**Set problem**
Check each line of the data for "在复杂适应系统中" and select those that have it.

**Records supplied**
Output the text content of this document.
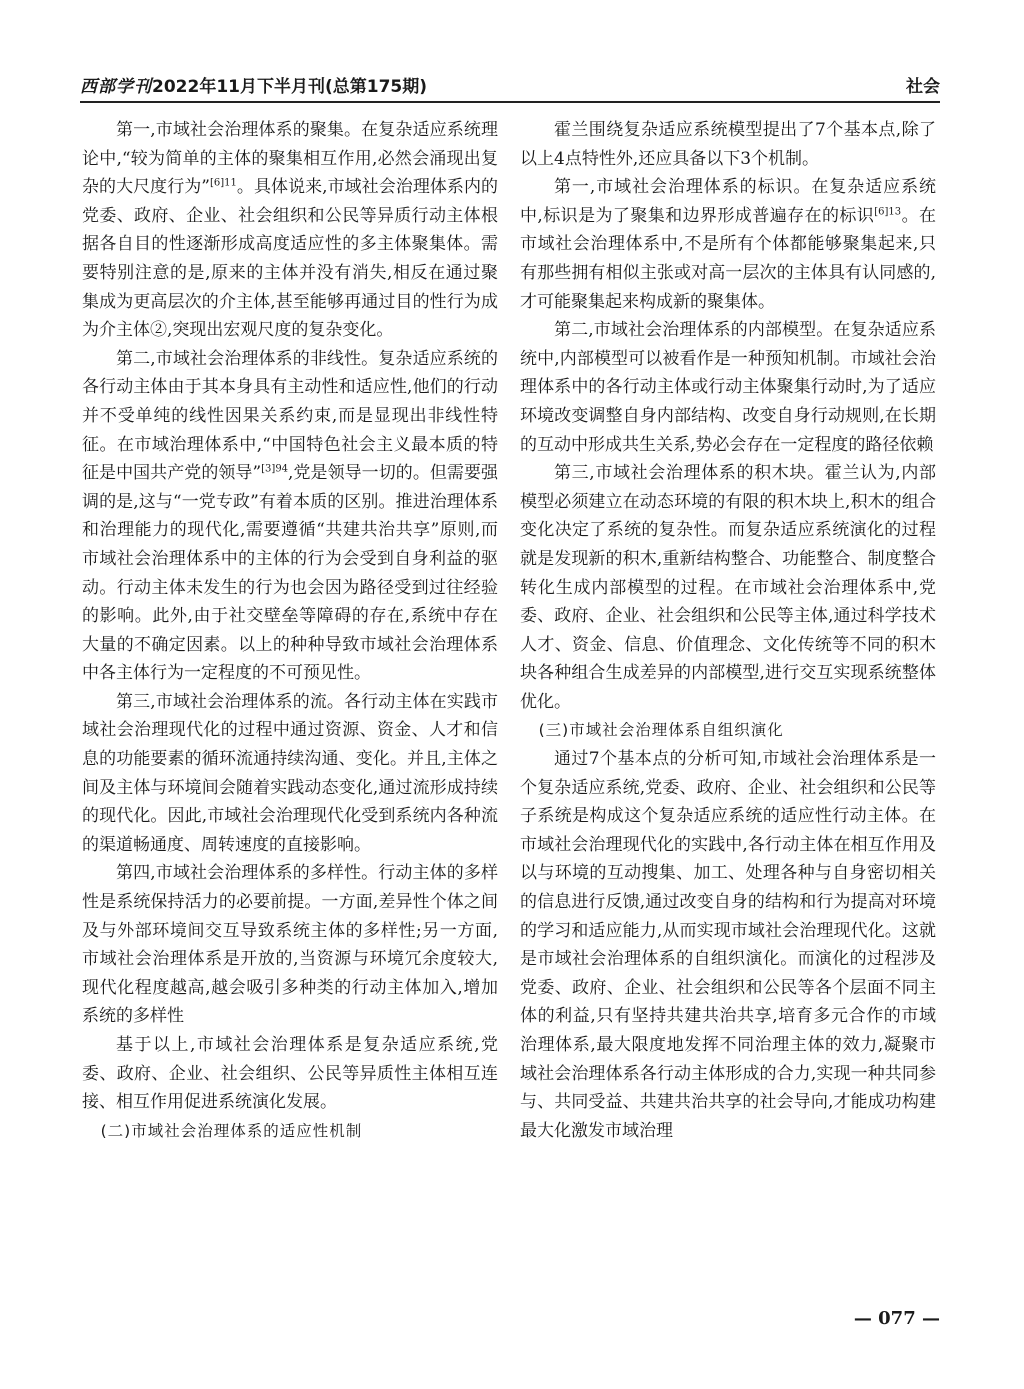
西部学刊2022年11月下半月刊(总第175期)	社会

第一,市域社会治理体系的聚集。在复杂适应系统理论中,“较为简单的主体的聚集相互作用,必然会涌现出复杂的大尺度行为”$^{[6]11}$。具体说来,市域社会治理体系内的党委、政府、企业、社会组织和公民等异质行动主体根据各自目的性逐渐形成高度适应性的多主体聚集体。需要特别注意的是,原来的主体并没有消失,相反在通过聚集成为更高层次的介主体,甚至能够再通过目的性行为成为介主体②,突现出宏观尺度的复杂变化。

第二,市域社会治理体系的非线性。复杂适应系统的各行动主体由于其本身具有主动性和适应性,他们的行动并不受单纯的线性因果关系约束,而是显现出非线性特征。在市域治理体系中,“中国特色社会主义最本质的特征是中国共产党的领导”$^{[3]94}$,党是领导一切的。但需要强调的是,这与“一党专政”有着本质的区别。推进治理体系和治理能力的现代化,需要遵循“共建共治共享”原则,而市域社会治理体系中的主体的行为会受到自身利益的驱动。行动主体未发生的行为也会因为路径受到过往经验的影响。此外,由于社交壁垒等障碍的存在,系统中存在大量的不确定因素。以上的种种导致市域社会治理体系中各主体行为一定程度的不可预见性。

第三,市域社会治理体系的流。各行动主体在实践市域社会治理现代化的过程中通过资源、资金、人才和信息的功能要素的循环流通持续沟通、变化。并且,主体之间及主体与环境间会随着实践动态变化,通过流形成持续的现代化。因此,市域社会治理现代化受到系统内各种流的渠道畅通度、周转速度的直接影响。

第四,市域社会治理体系的多样性。行动主体的多样性是系统保持活力的必要前提。一方面,差异性个体之间及与外部环境间交互导致系统主体的多样性;另一方面,市域社会治理体系是开放的,当资源与环境冗余度较大,现代化程度越高,越会吸引多种类的行动主体加入,增加系统的多样性

基于以上,市域社会治理体系是复杂适应系统,党委、政府、企业、社会组织、公民等异质性主体相互连接、相互作用促进系统演化发展。

(二)市域社会治理体系的适应性机制

霍兰围绕复杂适应系统模型提出了7个基本点,除了以上4点特性外,还应具备以下3个机制。

第一,市域社会治理体系的标识。在复杂适应系统中,标识是为了聚集和边界形成普遍存在的标识$^{[6]13}$。在市域社会治理体系中,不是所有个体都能够聚集起来,只有那些拥有相似主张或对高一层次的主体具有认同感的,才可能聚集起来构成新的聚集体。

第二,市域社会治理体系的内部模型。在复杂适应系统中,内部模型可以被看作是一种预知机制。市域社会治理体系中的各行动主体或行动主体聚集行动时,为了适应环境改变调整自身内部结构、改变自身行动规则,在长期的互动中形成共生关系,势必会存在一定程度的路径依赖

第三,市域社会治理体系的积木块。霍兰认为,内部模型必须建立在动态环境的有限的积木块上,积木的组合变化决定了系统的复杂性。而复杂适应系统演化的过程就是发现新的积木,重新结构整合、功能整合、制度整合转化生成内部模型的过程。在市域社会治理体系中,党委、政府、企业、社会组织和公民等主体,通过科学技术人才、资金、信息、价值理念、文化传统等不同的积木块各种组合生成差异的内部模型,进行交互实现系统整体优化。

(三)市域社会治理体系自组织演化

通过7个基本点的分析可知,市域社会治理体系是一个复杂适应系统,党委、政府、企业、社会组织和公民等子系统是构成这个复杂适应系统的适应性行动主体。在市域社会治理现代化的实践中,各行动主体在相互作用及以与环境的互动搜集、加工、处理各种与自身密切相关的信息进行反馈,通过改变自身的结构和行为提高对环境的学习和适应能力,从而实现市域社会治理现代化。这就是市域社会治理体系的自组织演化。而演化的过程涉及党委、政府、企业、社会组织和公民等各个层面不同主体的利益,只有坚持共建共治共享,培育多元合作的市域治理体系,最大限度地发挥不同治理主体的效力,凝聚市域社会治理体系各行动主体形成的合力,实现一种共同参与、共同受益、共建共治共享的社会导向,才能成功构建最大化激发市域治理

— 077 —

**Task result**
第一,市域社会治理体系的标识。在复杂适应系统中,标识是为了聚集和边界形成普遍存在的标识$^{[6]13}$。在市域社会治理体系中,不是所有个体都能够聚集起来,只有那些拥有相似主张或对高一层次的主体具有认同感的,才可能聚集起来构成新的聚集体。
第二,市域社会治理体系的内部模型。在复杂适应系统中,内部模型可以被看作是一种预知机制。市域社会治理体系中的各行动主体或行动主体聚集行动时,为了适应环境改变调整自身内部结构、改变自身行动规则,在长期的互动中形成共生关系,势必会存在一定程度的路径依赖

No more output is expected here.